* Stored records:
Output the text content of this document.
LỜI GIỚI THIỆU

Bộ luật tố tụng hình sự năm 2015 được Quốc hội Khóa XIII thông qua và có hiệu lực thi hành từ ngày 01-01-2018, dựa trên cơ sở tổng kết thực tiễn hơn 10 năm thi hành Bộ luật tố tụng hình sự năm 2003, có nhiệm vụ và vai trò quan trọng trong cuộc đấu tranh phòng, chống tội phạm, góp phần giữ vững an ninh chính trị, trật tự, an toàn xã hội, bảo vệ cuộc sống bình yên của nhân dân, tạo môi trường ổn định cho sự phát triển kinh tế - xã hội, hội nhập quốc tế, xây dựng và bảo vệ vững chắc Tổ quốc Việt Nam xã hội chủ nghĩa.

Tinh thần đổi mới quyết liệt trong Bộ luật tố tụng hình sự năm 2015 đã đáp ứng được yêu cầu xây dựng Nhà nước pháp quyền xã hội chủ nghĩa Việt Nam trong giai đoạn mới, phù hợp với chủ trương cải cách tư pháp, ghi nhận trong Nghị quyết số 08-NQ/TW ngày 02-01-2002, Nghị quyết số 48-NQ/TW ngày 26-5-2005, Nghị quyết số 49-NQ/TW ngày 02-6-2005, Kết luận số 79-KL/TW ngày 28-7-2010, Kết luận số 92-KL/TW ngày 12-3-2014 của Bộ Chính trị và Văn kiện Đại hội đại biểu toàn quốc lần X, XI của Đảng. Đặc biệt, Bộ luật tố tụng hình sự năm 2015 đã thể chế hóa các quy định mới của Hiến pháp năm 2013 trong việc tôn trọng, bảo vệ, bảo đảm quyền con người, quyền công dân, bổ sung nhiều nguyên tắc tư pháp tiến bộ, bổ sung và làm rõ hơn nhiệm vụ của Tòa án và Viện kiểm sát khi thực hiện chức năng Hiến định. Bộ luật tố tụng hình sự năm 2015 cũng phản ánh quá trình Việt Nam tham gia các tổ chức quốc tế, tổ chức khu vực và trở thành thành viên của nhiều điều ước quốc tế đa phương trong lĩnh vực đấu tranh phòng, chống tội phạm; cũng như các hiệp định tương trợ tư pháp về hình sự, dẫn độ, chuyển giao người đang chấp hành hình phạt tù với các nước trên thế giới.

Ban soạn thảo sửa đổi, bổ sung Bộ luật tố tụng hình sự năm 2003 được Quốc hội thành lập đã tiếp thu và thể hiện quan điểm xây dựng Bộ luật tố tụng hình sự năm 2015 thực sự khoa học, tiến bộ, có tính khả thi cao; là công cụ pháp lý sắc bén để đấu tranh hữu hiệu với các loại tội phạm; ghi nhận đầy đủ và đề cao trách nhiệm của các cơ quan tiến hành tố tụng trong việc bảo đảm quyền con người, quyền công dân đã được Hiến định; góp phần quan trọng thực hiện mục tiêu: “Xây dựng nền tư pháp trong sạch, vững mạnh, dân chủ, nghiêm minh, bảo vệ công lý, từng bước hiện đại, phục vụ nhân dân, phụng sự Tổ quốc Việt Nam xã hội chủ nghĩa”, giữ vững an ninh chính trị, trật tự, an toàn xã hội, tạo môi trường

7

* Brief:
Repeat each record in full; every line must match exactly.

* Answer to this exercise:
Output the text content of this document.
LỜI GIỚI THIỆU

Bộ luật tố tụng hình sự năm 2015 được Quốc hội Khóa XIII thông qua và có hiệu lực thi hành từ ngày 01-01-2018, dựa trên cơ sở tổng kết thực tiễn hơn 10 năm thi hành Bộ luật tố tụng hình sự năm 2003, có nhiệm vụ và vai trò quan trọng trong cuộc đấu tranh phòng, chống tội phạm, góp phần giữ vững an ninh chính trị, trật tự, an toàn xã hội, bảo vệ cuộc sống bình yên của nhân dân, tạo môi trường ổn định cho sự phát triển kinh tế - xã hội, hội nhập quốc tế, xây dựng và bảo vệ vững chắc Tổ quốc Việt Nam xã hội chủ nghĩa.

Tinh thần đổi mới quyết liệt trong Bộ luật tố tụng hình sự năm 2015 đã đáp ứng được yêu cầu xây dựng Nhà nước pháp quyền xã hội chủ nghĩa Việt Nam trong giai đoạn mới, phù hợp với chủ trương cải cách tư pháp, ghi nhận trong Nghị quyết số 08-NQ/TW ngày 02-01-2002, Nghị quyết số 48-NQ/TW ngày 26-5-2005, Nghị quyết số 49-NQ/TW ngày 02-6-2005, Kết luận số 79-KL/TW ngày 28-7-2010, Kết luận số 92-KL/TW ngày 12-3-2014 của Bộ Chính trị và Văn kiện Đại hội đại biểu toàn quốc lần X, XI của Đảng. Đặc biệt, Bộ luật tố tụng hình sự năm 2015 đã thể chế hóa các quy định mới của Hiến pháp năm 2013 trong việc tôn trọng, bảo vệ, bảo đảm quyền con người, quyền công dân, bổ sung nhiều nguyên tắc tư pháp tiến bộ, bổ sung và làm rõ hơn nhiệm vụ của Tòa án và Viện kiểm sát khi thực hiện chức năng Hiến định. Bộ luật tố tụng hình sự năm 2015 cũng phản ánh quá trình Việt Nam tham gia các tổ chức quốc tế, tổ chức khu vực và trở thành thành viên của nhiều điều ước quốc tế đa phương trong lĩnh vực đấu tranh phòng, chống tội phạm; cũng như các hiệp định tương trợ tư pháp về hình sự, dẫn độ, chuyển giao người đang chấp hành hình phạt tù với các nước trên thế giới.

Ban soạn thảo sửa đổi, bổ sung Bộ luật tố tụng hình sự năm 2003 được Quốc hội thành lập đã tiếp thu và thể hiện quan điểm xây dựng Bộ luật tố tụng hình sự năm 2015 thực sự khoa học, tiến bộ, có tính khả thi cao; là công cụ pháp lý sắc bén để đấu tranh hữu hiệu với các loại tội phạm; ghi nhận đầy đủ và đề cao trách nhiệm của các cơ quan tiến hành tố tụng trong việc bảo đảm quyền con người, quyền công dân đã được Hiến định; góp phần quan trọng thực hiện mục tiêu: “Xây dựng nền tư pháp trong sạch, vững mạnh, dân chủ, nghiêm minh, bảo vệ công lý, từng bước hiện đại, phục vụ nhân dân, phụng sự Tổ quốc Việt Nam xã hội chủ nghĩa”, giữ vững an ninh chính trị, trật tự, an toàn xã hội, tạo môi trường

7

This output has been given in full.